Separate out the lines that hold "icon".

[Collected data]
-.-.-
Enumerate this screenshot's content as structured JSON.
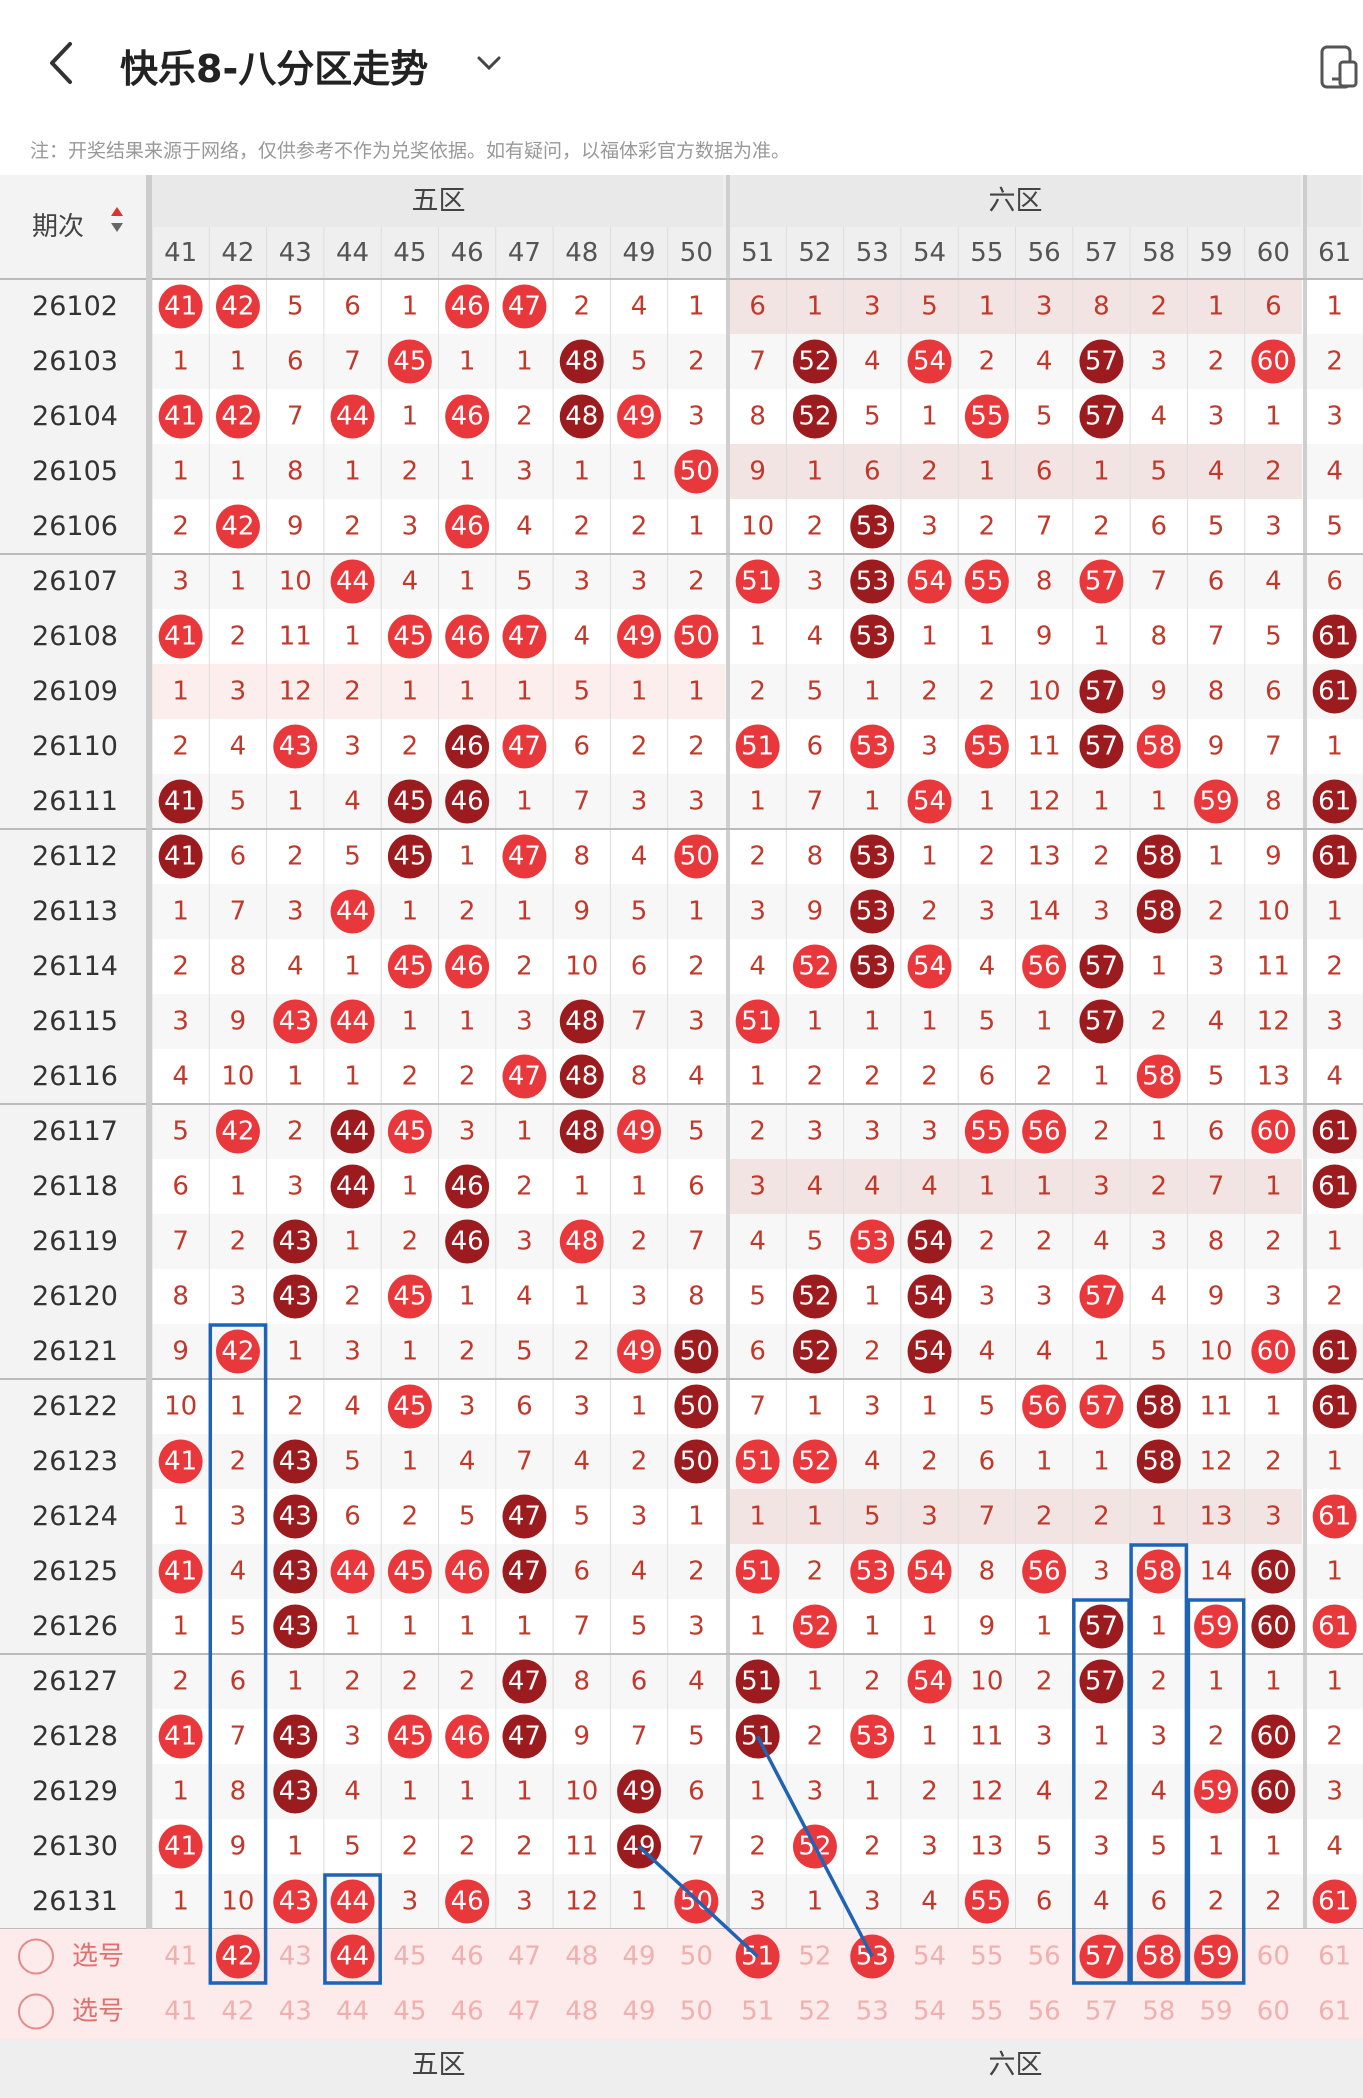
{
  "header": {
    "title": "快乐8-八分区走势",
    "back_icon": "back-arrow-icon",
    "dropdown_icon": "chevron-down-icon",
    "device_icon": "phone-icon"
  },
  "notice": "注：开奖结果来源于网络，仅供参考不作为兑奖依据。如有疑问，以福体彩官方数据为准。",
  "table": {
    "period_header": "期次",
    "sort_icon": "sort-icon",
    "zones": [
      {
        "name": "五区",
        "numbers": [
          41,
          42,
          43,
          44,
          45,
          46,
          47,
          48,
          49,
          50
        ]
      },
      {
        "name": "六区",
        "numbers": [
          51,
          52,
          53,
          54,
          55,
          56,
          57,
          58,
          59,
          60
        ]
      },
      {
        "name": "",
        "numbers": [
          61
        ]
      }
    ],
    "select_label": "选号",
    "rows": [
      {
        "issue": "26102",
        "cells": [
          41,
          42,
          5,
          6,
          1,
          46,
          47,
          2,
          4,
          1,
          6,
          1,
          3,
          5,
          1,
          3,
          8,
          2,
          1,
          6,
          1
        ]
      },
      {
        "issue": "26103",
        "cells": [
          1,
          1,
          6,
          7,
          45,
          1,
          1,
          48,
          5,
          2,
          7,
          52,
          4,
          54,
          2,
          4,
          57,
          3,
          2,
          60,
          2
        ]
      },
      {
        "issue": "26104",
        "cells": [
          41,
          42,
          7,
          44,
          1,
          46,
          2,
          48,
          49,
          3,
          8,
          52,
          5,
          1,
          55,
          5,
          57,
          4,
          3,
          1,
          3
        ]
      },
      {
        "issue": "26105",
        "cells": [
          1,
          1,
          8,
          1,
          2,
          1,
          3,
          1,
          1,
          50,
          9,
          1,
          6,
          2,
          1,
          6,
          1,
          5,
          4,
          2,
          4
        ]
      },
      {
        "issue": "26106",
        "cells": [
          2,
          42,
          9,
          2,
          3,
          46,
          4,
          2,
          2,
          1,
          10,
          2,
          53,
          3,
          2,
          7,
          2,
          6,
          5,
          3,
          5
        ]
      },
      {
        "issue": "26107",
        "cells": [
          3,
          1,
          10,
          44,
          4,
          1,
          5,
          3,
          3,
          2,
          51,
          3,
          53,
          54,
          55,
          8,
          57,
          7,
          6,
          4,
          6
        ]
      },
      {
        "issue": "26108",
        "cells": [
          41,
          2,
          11,
          1,
          45,
          46,
          47,
          4,
          49,
          50,
          1,
          4,
          53,
          1,
          1,
          9,
          1,
          8,
          7,
          5,
          61
        ]
      },
      {
        "issue": "26109",
        "cells": [
          1,
          3,
          12,
          2,
          1,
          1,
          1,
          5,
          1,
          1,
          2,
          5,
          1,
          2,
          2,
          10,
          57,
          9,
          8,
          6,
          61
        ]
      },
      {
        "issue": "26110",
        "cells": [
          2,
          4,
          43,
          3,
          2,
          46,
          47,
          6,
          2,
          2,
          51,
          6,
          53,
          3,
          55,
          11,
          57,
          58,
          9,
          7,
          1
        ]
      },
      {
        "issue": "26111",
        "cells": [
          41,
          5,
          1,
          4,
          45,
          46,
          1,
          7,
          3,
          3,
          1,
          7,
          1,
          54,
          1,
          12,
          1,
          1,
          59,
          8,
          61
        ]
      },
      {
        "issue": "26112",
        "cells": [
          41,
          6,
          2,
          5,
          45,
          1,
          47,
          8,
          4,
          50,
          2,
          8,
          53,
          1,
          2,
          13,
          2,
          58,
          1,
          9,
          61
        ]
      },
      {
        "issue": "26113",
        "cells": [
          1,
          7,
          3,
          44,
          1,
          2,
          1,
          9,
          5,
          1,
          3,
          9,
          53,
          2,
          3,
          14,
          3,
          58,
          2,
          10,
          1
        ]
      },
      {
        "issue": "26114",
        "cells": [
          2,
          8,
          4,
          1,
          45,
          46,
          2,
          10,
          6,
          2,
          4,
          52,
          53,
          54,
          4,
          56,
          57,
          1,
          3,
          11,
          2
        ]
      },
      {
        "issue": "26115",
        "cells": [
          3,
          9,
          43,
          44,
          1,
          1,
          3,
          48,
          7,
          3,
          51,
          1,
          1,
          1,
          5,
          1,
          57,
          2,
          4,
          12,
          3
        ]
      },
      {
        "issue": "26116",
        "cells": [
          4,
          10,
          1,
          1,
          2,
          2,
          47,
          48,
          8,
          4,
          1,
          2,
          2,
          2,
          6,
          2,
          1,
          58,
          5,
          13,
          4
        ]
      },
      {
        "issue": "26117",
        "cells": [
          5,
          42,
          2,
          44,
          45,
          3,
          1,
          48,
          49,
          5,
          2,
          3,
          3,
          3,
          55,
          56,
          2,
          1,
          6,
          60,
          61
        ]
      },
      {
        "issue": "26118",
        "cells": [
          6,
          1,
          3,
          44,
          1,
          46,
          2,
          1,
          1,
          6,
          3,
          4,
          4,
          4,
          1,
          1,
          3,
          2,
          7,
          1,
          61
        ]
      },
      {
        "issue": "26119",
        "cells": [
          7,
          2,
          43,
          1,
          2,
          46,
          3,
          48,
          2,
          7,
          4,
          5,
          53,
          54,
          2,
          2,
          4,
          3,
          8,
          2,
          1
        ]
      },
      {
        "issue": "26120",
        "cells": [
          8,
          3,
          43,
          2,
          45,
          1,
          4,
          1,
          3,
          8,
          5,
          52,
          1,
          54,
          3,
          3,
          57,
          4,
          9,
          3,
          2
        ]
      },
      {
        "issue": "26121",
        "cells": [
          9,
          42,
          1,
          3,
          1,
          2,
          5,
          2,
          49,
          50,
          6,
          52,
          2,
          54,
          4,
          4,
          1,
          5,
          10,
          60,
          61
        ]
      },
      {
        "issue": "26122",
        "cells": [
          10,
          1,
          2,
          4,
          45,
          3,
          6,
          3,
          1,
          50,
          7,
          1,
          3,
          1,
          5,
          56,
          57,
          58,
          11,
          1,
          61
        ]
      },
      {
        "issue": "26123",
        "cells": [
          41,
          2,
          43,
          5,
          1,
          4,
          7,
          4,
          2,
          50,
          51,
          52,
          4,
          2,
          6,
          1,
          1,
          58,
          12,
          2,
          1
        ]
      },
      {
        "issue": "26124",
        "cells": [
          1,
          3,
          43,
          6,
          2,
          5,
          47,
          5,
          3,
          1,
          1,
          1,
          5,
          3,
          7,
          2,
          2,
          1,
          13,
          3,
          61
        ]
      },
      {
        "issue": "26125",
        "cells": [
          41,
          4,
          43,
          44,
          45,
          46,
          47,
          6,
          4,
          2,
          51,
          2,
          53,
          54,
          8,
          56,
          3,
          58,
          14,
          60,
          1
        ]
      },
      {
        "issue": "26126",
        "cells": [
          1,
          5,
          43,
          1,
          1,
          1,
          1,
          7,
          5,
          3,
          1,
          52,
          1,
          1,
          9,
          1,
          57,
          1,
          59,
          60,
          61
        ]
      },
      {
        "issue": "26127",
        "cells": [
          2,
          6,
          1,
          2,
          2,
          2,
          47,
          8,
          6,
          4,
          51,
          1,
          2,
          54,
          10,
          2,
          57,
          2,
          1,
          1,
          1
        ]
      },
      {
        "issue": "26128",
        "cells": [
          41,
          7,
          43,
          3,
          45,
          46,
          47,
          9,
          7,
          5,
          51,
          2,
          53,
          1,
          11,
          3,
          1,
          3,
          2,
          60,
          2
        ]
      },
      {
        "issue": "26129",
        "cells": [
          1,
          8,
          43,
          4,
          1,
          1,
          1,
          10,
          49,
          6,
          1,
          3,
          1,
          2,
          12,
          4,
          2,
          4,
          59,
          60,
          3
        ]
      },
      {
        "issue": "26130",
        "cells": [
          41,
          9,
          1,
          5,
          2,
          2,
          2,
          11,
          49,
          7,
          2,
          52,
          2,
          3,
          13,
          5,
          3,
          5,
          1,
          1,
          4
        ]
      },
      {
        "issue": "26131",
        "cells": [
          1,
          10,
          43,
          44,
          3,
          46,
          3,
          12,
          1,
          50,
          3,
          1,
          3,
          4,
          55,
          6,
          4,
          6,
          2,
          2,
          61
        ]
      }
    ],
    "selection_rows": [
      {
        "selected": [
          42,
          44,
          51,
          53,
          57,
          58,
          59
        ]
      },
      {
        "selected": []
      }
    ]
  },
  "colors": {
    "red_ball": "#e8383c",
    "dark_ball": "#9b1b1f",
    "miss_text": "#c0392b",
    "header_bg": "#efefef",
    "shade_row": "#f3e4e4",
    "annotation": "#1f63b5"
  }
}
-.-.-
Response to the task
    "back_icon": "back-arrow-icon",
    "dropdown_icon": "chevron-down-icon",
    "device_icon": "phone-icon"
    "sort_icon": "sort-icon",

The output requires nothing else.